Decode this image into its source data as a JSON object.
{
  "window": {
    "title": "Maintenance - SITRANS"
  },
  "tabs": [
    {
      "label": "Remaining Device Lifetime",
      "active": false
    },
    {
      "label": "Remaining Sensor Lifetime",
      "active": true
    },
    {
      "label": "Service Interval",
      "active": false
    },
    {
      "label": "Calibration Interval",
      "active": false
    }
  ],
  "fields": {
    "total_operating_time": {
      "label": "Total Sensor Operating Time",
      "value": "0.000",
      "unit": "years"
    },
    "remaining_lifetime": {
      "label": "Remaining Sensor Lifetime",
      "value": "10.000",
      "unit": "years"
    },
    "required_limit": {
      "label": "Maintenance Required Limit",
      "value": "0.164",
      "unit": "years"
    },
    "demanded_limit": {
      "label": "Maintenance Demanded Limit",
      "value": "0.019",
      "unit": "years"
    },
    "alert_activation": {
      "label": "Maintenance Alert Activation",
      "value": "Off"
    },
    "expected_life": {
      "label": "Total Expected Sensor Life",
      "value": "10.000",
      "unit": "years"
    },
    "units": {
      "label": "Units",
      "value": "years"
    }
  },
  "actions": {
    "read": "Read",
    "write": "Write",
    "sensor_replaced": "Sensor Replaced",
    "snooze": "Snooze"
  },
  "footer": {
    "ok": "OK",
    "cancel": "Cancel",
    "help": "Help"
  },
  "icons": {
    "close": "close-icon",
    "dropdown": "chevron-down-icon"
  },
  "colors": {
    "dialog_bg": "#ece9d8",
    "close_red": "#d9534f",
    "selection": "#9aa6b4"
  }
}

**Directions**. Print the whole listing again, exactly.

**Written solution**.
Decode this image into its source data as a JSON object.
{
  "window": {
    "title": "Maintenance - SITRANS"
  },
  "tabs": [
    {
      "label": "Remaining Device Lifetime",
      "active": false
    },
    {
      "label": "Remaining Sensor Lifetime",
      "active": true
    },
    {
      "label": "Service Interval",
      "active": false
    },
    {
      "label": "Calibration Interval",
      "active": false
    }
  ],
  "fields": {
    "total_operating_time": {
      "label": "Total Sensor Operating Time",
      "value": "0.000",
      "unit": "years"
    },
    "remaining_lifetime": {
      "label": "Remaining Sensor Lifetime",
      "value": "10.000",
      "unit": "years"
    },
    "required_limit": {
      "label": "Maintenance Required Limit",
      "value": "0.164",
      "unit": "years"
    },
    "demanded_limit": {
      "label": "Maintenance Demanded Limit",
      "value": "0.019",
      "unit": "years"
    },
    "alert_activation": {
      "label": "Maintenance Alert Activation",
      "value": "Off"
    },
    "expected_life": {
      "label": "Total Expected Sensor Life",
      "value": "10.000",
      "unit": "years"
    },
    "units": {
      "label": "Units",
      "value": "years"
    }
  },
  "actions": {
    "read": "Read",
    "write": "Write",
    "sensor_replaced": "Sensor Replaced",
    "snooze": "Snooze"
  },
  "footer": {
    "ok": "OK",
    "cancel": "Cancel",
    "help": "Help"
  },
  "icons": {
    "close": "close-icon",
    "dropdown": "chevron-down-icon"
  },
  "colors": {
    "dialog_bg": "#ece9d8",
    "close_red": "#d9534f",
    "selection": "#9aa6b4"
  }
}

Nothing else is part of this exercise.